### WRITTEN INSTRUCTION
Pull out every line of the listing below where "Petite" appears.

### GIVEN RECORDS

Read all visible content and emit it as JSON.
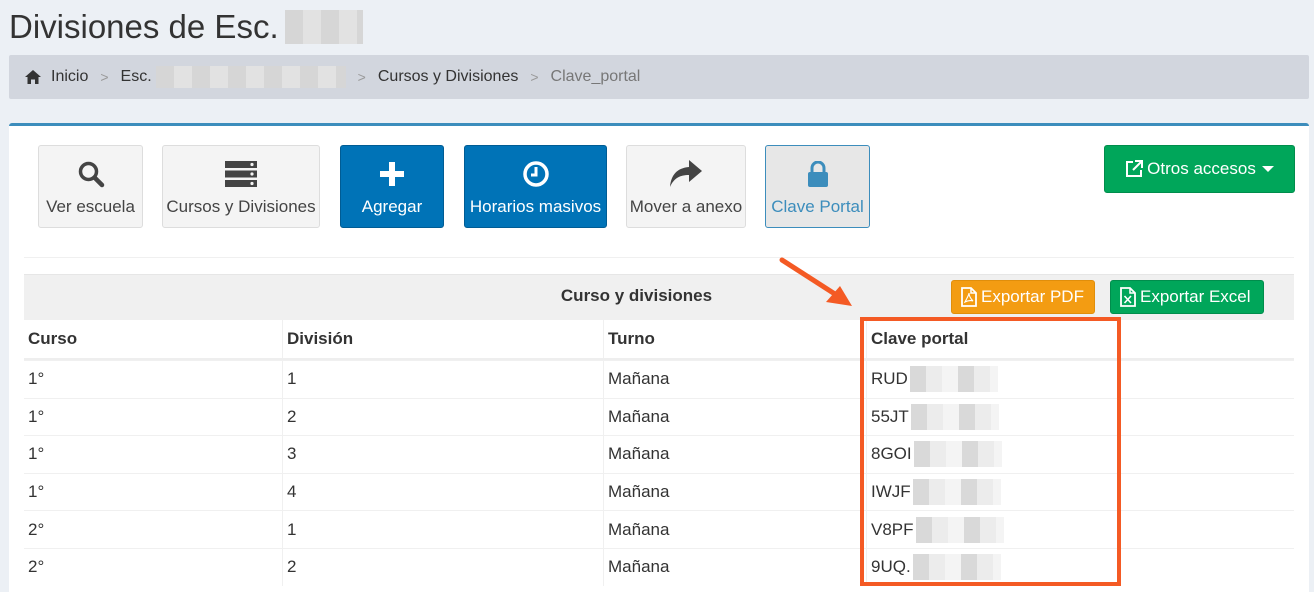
{
  "page": {
    "title": "Divisiones de Esc."
  },
  "breadcrumb": {
    "home": "Inicio",
    "school": "Esc.",
    "courses": "Cursos y Divisiones",
    "current": "Clave_portal",
    "separator": ">"
  },
  "toolbar": {
    "ver_escuela": "Ver escuela",
    "cursos_divisiones": "Cursos y Divisiones",
    "agregar": "Agregar",
    "horarios_masivos": "Horarios masivos",
    "mover_anexo": "Mover a anexo",
    "clave_portal": "Clave Portal",
    "otros_accesos": "Otros accesos"
  },
  "table": {
    "caption": "Curso y divisiones",
    "export_pdf": "Exportar PDF",
    "export_excel": "Exportar Excel",
    "headers": [
      "Curso",
      "División",
      "Turno",
      "Clave portal"
    ],
    "rows": [
      [
        "1°",
        "1",
        "Mañana",
        "RUD"
      ],
      [
        "1°",
        "2",
        "Mañana",
        "55JT"
      ],
      [
        "1°",
        "3",
        "Mañana",
        "8GOI"
      ],
      [
        "1°",
        "4",
        "Mañana",
        "IWJF"
      ],
      [
        "2°",
        "1",
        "Mañana",
        "V8PF"
      ],
      [
        "2°",
        "2",
        "Mañana",
        "9UQ."
      ]
    ]
  },
  "colors": {
    "primary": "#0073b7",
    "success": "#00a65a",
    "warning": "#f39c12",
    "box_border": "#3c8dbc",
    "highlight": "#f45a24"
  },
  "icons": {
    "home": "home-icon",
    "ver_escuela": "search-icon",
    "cursos_divisiones": "server-list-icon",
    "agregar": "plus-icon",
    "horarios_masivos": "clock-icon",
    "mover_anexo": "share-arrow-icon",
    "clave_portal": "lock-icon",
    "otros_accesos": "external-link-icon",
    "export_pdf": "file-pdf-icon",
    "export_excel": "file-excel-icon"
  }
}
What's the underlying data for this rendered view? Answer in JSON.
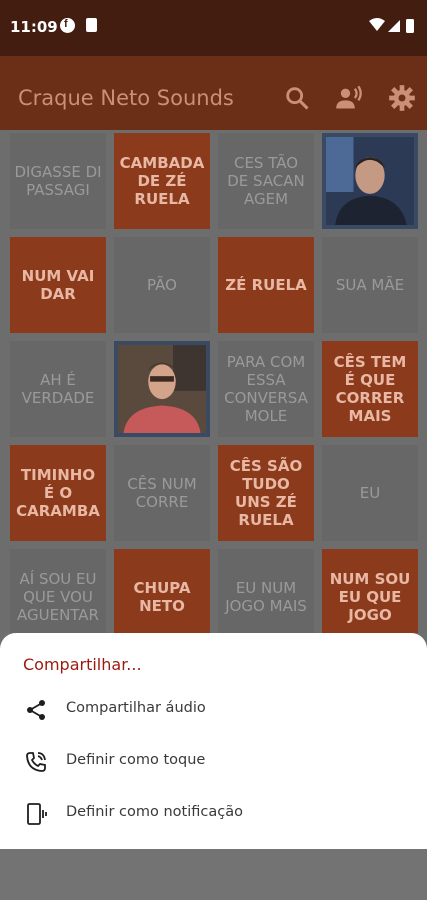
{
  "status_bar": {
    "time": "11:09",
    "notif_icons": [
      "shield-icon",
      "sim-icon"
    ],
    "system_icons": [
      "wifi-icon",
      "signal-icon",
      "battery-icon"
    ]
  },
  "app_bar": {
    "title": "Craque Neto Sounds",
    "actions": [
      "search-icon",
      "voice-icon",
      "gear-icon"
    ]
  },
  "tiles": [
    {
      "label": "DIGASSE DI PASSAGI",
      "style": "gray"
    },
    {
      "label": "CAMBADA DE ZÉ RUELA",
      "style": "orange"
    },
    {
      "label": "CES TÃO DE SACAN AGEM",
      "style": "gray"
    },
    {
      "label": "",
      "style": "photo"
    },
    {
      "label": "NUM VAI DAR",
      "style": "orange"
    },
    {
      "label": "PÃO",
      "style": "gray"
    },
    {
      "label": "ZÉ RUELA",
      "style": "orange"
    },
    {
      "label": "SUA MÃE",
      "style": "gray"
    },
    {
      "label": "AH É VERDADE",
      "style": "gray"
    },
    {
      "label": "",
      "style": "photo"
    },
    {
      "label": "PARA COM ESSA CONVERSA MOLE",
      "style": "gray"
    },
    {
      "label": "CÊS TEM É QUE CORRER MAIS",
      "style": "orange"
    },
    {
      "label": "TIMINHO É O CARAMBA",
      "style": "orange"
    },
    {
      "label": "CÊS NUM CORRE",
      "style": "gray"
    },
    {
      "label": "CÊS SÃO TUDO UNS ZÉ RUELA",
      "style": "orange"
    },
    {
      "label": "EU",
      "style": "gray"
    },
    {
      "label": "AÍ SOU EU QUE VOU AGUENTAR",
      "style": "gray"
    },
    {
      "label": "CHUPA NETO",
      "style": "orange"
    },
    {
      "label": "EU NUM JOGO MAIS",
      "style": "gray"
    },
    {
      "label": "NUM SOU EU QUE JOGO",
      "style": "orange"
    }
  ],
  "sheet": {
    "heading": "Compartilhar...",
    "options": [
      {
        "label": "Compartilhar áudio",
        "icon": "share-icon"
      },
      {
        "label": "Definir como toque",
        "icon": "ringtone-icon"
      },
      {
        "label": "Definir como notificação",
        "icon": "notification-vibrate-icon"
      }
    ]
  },
  "colors": {
    "status_bar": "#431d10",
    "app_bar": "#6b2e17",
    "tile_orange": "#8b3a1c",
    "tile_gray": "#676767",
    "heading_red": "#9b1a0e"
  }
}
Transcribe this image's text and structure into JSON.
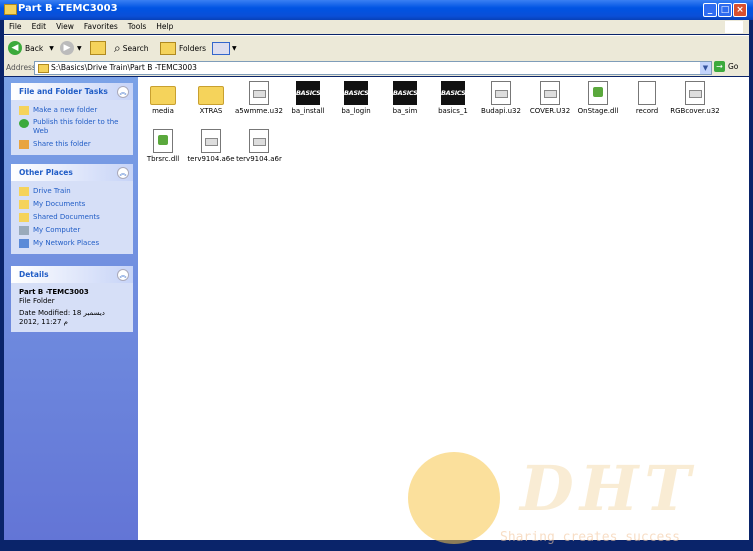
{
  "window": {
    "title": "Part B -TEMC3003"
  },
  "menu": [
    "File",
    "Edit",
    "View",
    "Favorites",
    "Tools",
    "Help"
  ],
  "toolbar": {
    "back": "Back",
    "search": "Search",
    "folders": "Folders"
  },
  "address": {
    "label": "Address",
    "path": "S:\\Basics\\Drive Train\\Part B -TEMC3003",
    "go": "Go"
  },
  "tasks": {
    "title": "File and Folder Tasks",
    "items": [
      "Make a new folder",
      "Publish this folder to the Web",
      "Share this folder"
    ]
  },
  "other_places": {
    "title": "Other Places",
    "items": [
      "Drive Train",
      "My Documents",
      "Shared Documents",
      "My Computer",
      "My Network Places"
    ]
  },
  "details": {
    "title": "Details",
    "name": "Part B -TEMC3003",
    "type": "File Folder",
    "modified_line1": "Date Modified: 18 ديسمبر",
    "modified_line2": "2012, 11:27 م"
  },
  "files": [
    {
      "name": "media",
      "icon": "folder-icon"
    },
    {
      "name": "XTRAS",
      "icon": "folder-icon"
    },
    {
      "name": "a5wmme.u32",
      "icon": "document-icon"
    },
    {
      "name": "ba_install",
      "icon": "basics-icon"
    },
    {
      "name": "ba_login",
      "icon": "basics-icon"
    },
    {
      "name": "ba_sim",
      "icon": "basics-icon"
    },
    {
      "name": "basics_1",
      "icon": "basics-icon"
    },
    {
      "name": "Budapi.u32",
      "icon": "document-icon"
    },
    {
      "name": "COVER.U32",
      "icon": "document-icon"
    },
    {
      "name": "OnStage.dll",
      "icon": "dll-icon"
    },
    {
      "name": "record",
      "icon": "notepad-icon"
    },
    {
      "name": "RGBcover.u32",
      "icon": "document-icon"
    },
    {
      "name": "Tbrsrc.dll",
      "icon": "dll-icon"
    },
    {
      "name": "terv9104.a6e",
      "icon": "document-icon"
    },
    {
      "name": "terv9104.a6r",
      "icon": "document-icon"
    }
  ],
  "watermark": {
    "brand": "DHT",
    "tagline": "Sharing creates success"
  },
  "basics_icon_text": "BASICS"
}
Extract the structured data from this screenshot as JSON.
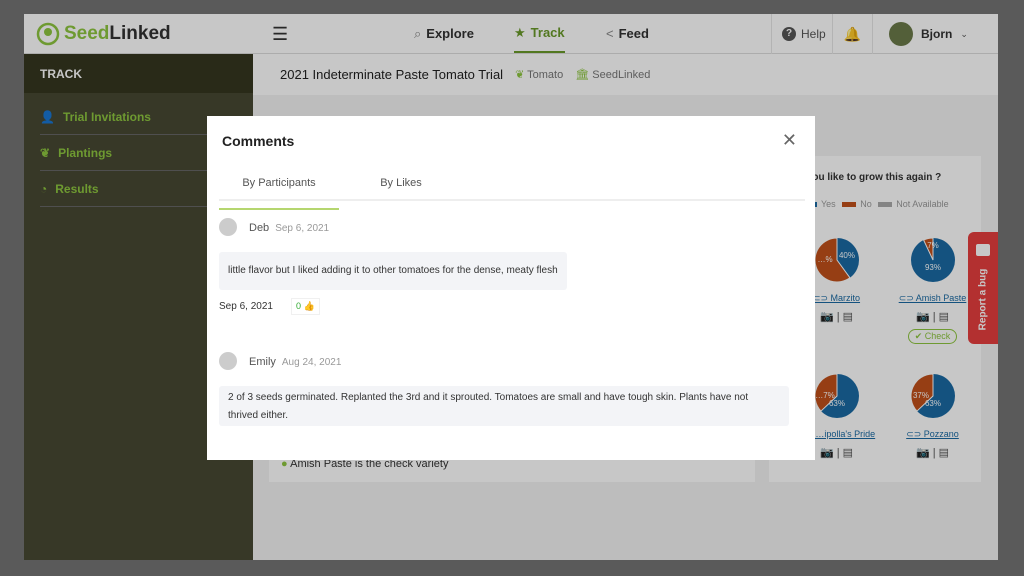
{
  "header": {
    "logo_seed": "Seed",
    "logo_linked": "Linked",
    "nav": [
      {
        "label": "Explore",
        "icon": "search-icon"
      },
      {
        "label": "Track",
        "icon": "star-icon"
      },
      {
        "label": "Feed",
        "icon": "share-icon"
      }
    ],
    "help": "Help",
    "user": "Bjorn"
  },
  "sidebar": {
    "title": "TRACK",
    "items": [
      {
        "label": "Trial Invitations",
        "icon": "user-plus-icon"
      },
      {
        "label": "Plantings",
        "icon": "seedling-icon"
      },
      {
        "label": "Results",
        "icon": "pie-chart-icon"
      }
    ]
  },
  "trial": {
    "title": "2021 Indeterminate Paste Tomato Trial",
    "crop": "Tomato",
    "org": "SeedLinked"
  },
  "results_card": {
    "question": "…uld you like to grow this again ?",
    "legend": [
      {
        "label": "Yes",
        "color": "#1a6aa3"
      },
      {
        "label": "No",
        "color": "#c0501a"
      },
      {
        "label": "Not Available",
        "color": "#aaaaaa"
      }
    ],
    "varieties": [
      {
        "name": "Marzito",
        "yes": 40,
        "no": 60,
        "yes_label": "40%",
        "no_label": "…%"
      },
      {
        "name": "Amish Paste",
        "yes": 93,
        "no": 7,
        "yes_label": "93%",
        "no_label": "7%",
        "check": "Check"
      },
      {
        "name": "…ipolla's Pride",
        "yes": 63,
        "no": 37,
        "yes_label": "63%",
        "no_label": "…7%"
      },
      {
        "name": "Pozzano",
        "yes": 63,
        "no": 37,
        "yes_label": "63%",
        "no_label": "37%"
      }
    ]
  },
  "check_note": "Amish Paste is the check variety",
  "report_bug": "Report a bug",
  "modal": {
    "title": "Comments",
    "tabs": [
      "By Participants",
      "By Likes"
    ],
    "comments": [
      {
        "name": "Deb",
        "date": "Sep 6, 2021",
        "text": "little flavor but I liked adding it to other tomatoes for the dense, meaty flesh",
        "footer_date": "Sep 6, 2021",
        "likes": "0"
      },
      {
        "name": "Emily",
        "date": "Aug 24, 2021",
        "text": "2 of 3 seeds germinated. Replanted the 3rd and it sprouted. Tomatoes are small and have tough skin. Plants have not thrived either."
      }
    ]
  }
}
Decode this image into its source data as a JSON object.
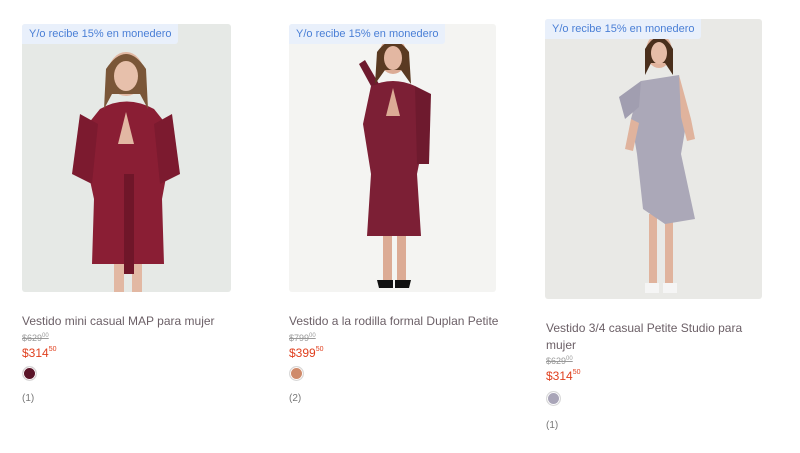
{
  "products": [
    {
      "promo": "Y/o recibe 15% en monedero",
      "title": "Vestido mini casual MAP para mujer",
      "old_price": "$629",
      "old_price_cents": "00",
      "price": "$314",
      "price_cents": "50",
      "swatch_color": "#5a1428",
      "reviews": "(1)"
    },
    {
      "promo": "Y/o recibe 15% en monedero",
      "title": "Vestido a la rodilla formal Duplan Petite",
      "old_price": "$799",
      "old_price_cents": "00",
      "price": "$399",
      "price_cents": "50",
      "swatch_color": "#cf8a6a",
      "reviews": "(2)"
    },
    {
      "promo": "Y/o recibe 15% en monedero",
      "title": "Vestido 3/4 casual Petite Studio para mujer",
      "old_price": "$629",
      "old_price_cents": "00",
      "price": "$314",
      "price_cents": "50",
      "swatch_color": "#a9a5b8",
      "reviews": "(1)"
    }
  ],
  "colors": {
    "promo_bg": "#e9f0fb",
    "promo_text": "#4a7fd6",
    "price": "#e0401f"
  }
}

### RESPONSE
      "title": "Vestido a la rodilla formal Duplan Petite",
      "title": "Vestido 3/4 casual Petite Studio para mujer",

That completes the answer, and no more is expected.